Stored entries
════

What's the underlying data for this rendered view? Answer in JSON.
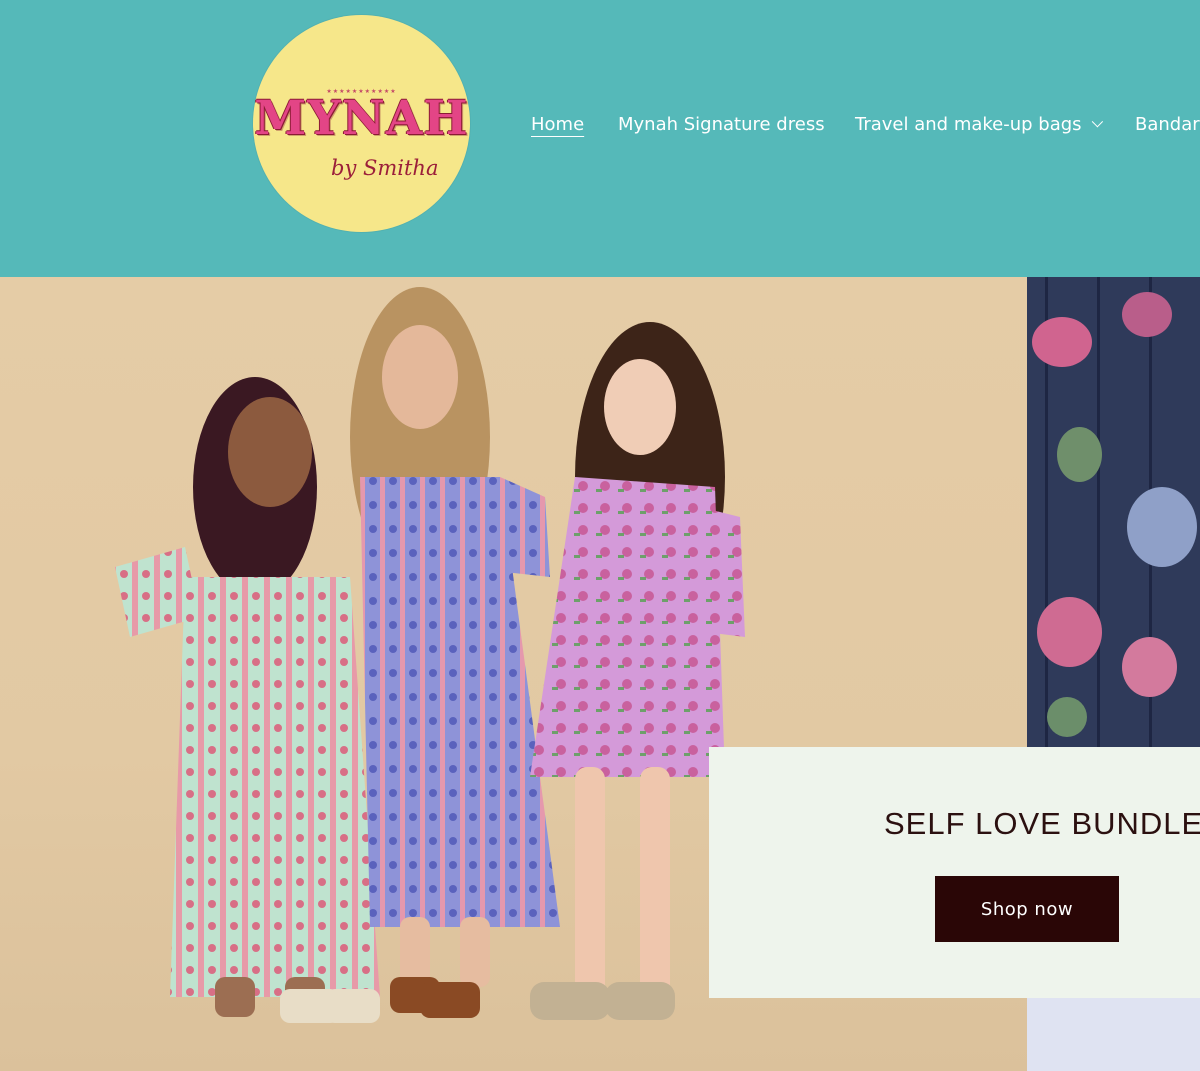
{
  "brand": {
    "logo_main": "MYNAH",
    "logo_sub": "by Smitha",
    "logo_stars": "★★★★★★★★★★★"
  },
  "nav": {
    "items": [
      {
        "label": "Home",
        "active": true
      },
      {
        "label": "Mynah Signature dress",
        "active": false
      },
      {
        "label": "Travel and make-up bags",
        "active": false,
        "has_dropdown": true
      },
      {
        "label": "Bandar",
        "active": false
      }
    ]
  },
  "hero": {
    "promo_title": "SELF LOVE BUNDLE",
    "cta_label": "Shop now"
  },
  "colors": {
    "header_bg": "#55b9b9",
    "logo_circle": "#f6e78a",
    "logo_text": "#e34586",
    "promo_bg": "#eef4ec",
    "button_bg": "#2a0606"
  }
}
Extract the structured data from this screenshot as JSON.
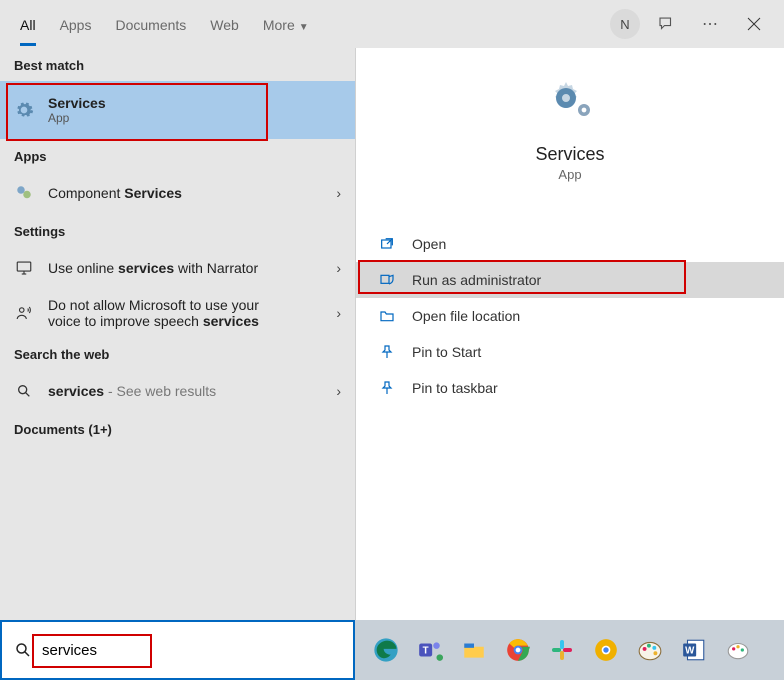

════

▶ [PROBLEM DESCRIPTION]
Print every entry above again without changing a word, and omit the pictures.

▶ [SOLUTION TO THIS TASK]
What's the underlying data for this rendered view? Answer in JSON.
{
  "brand": {
    "logo_main": "MYNAH",
    "logo_sub": "by Smitha",
    "logo_stars": "★★★★★★★★★★★"
  },
  "nav": {
    "items": [
      {
        "label": "Home",
        "active": true
      },
      {
        "label": "Mynah Signature dress",
        "active": false
      },
      {
        "label": "Travel and make-up bags",
        "active": false,
        "has_dropdown": true
      },
      {
        "label": "Bandar",
        "active": false
      }
    ]
  },
  "hero": {
    "promo_title": "SELF LOVE BUNDLE",
    "cta_label": "Shop now"
  },
  "colors": {
    "header_bg": "#55b9b9",
    "logo_circle": "#f6e78a",
    "logo_text": "#e34586",
    "promo_bg": "#eef4ec",
    "button_bg": "#2a0606"
  }
}
Extract the structured data from this screenshot as JSON.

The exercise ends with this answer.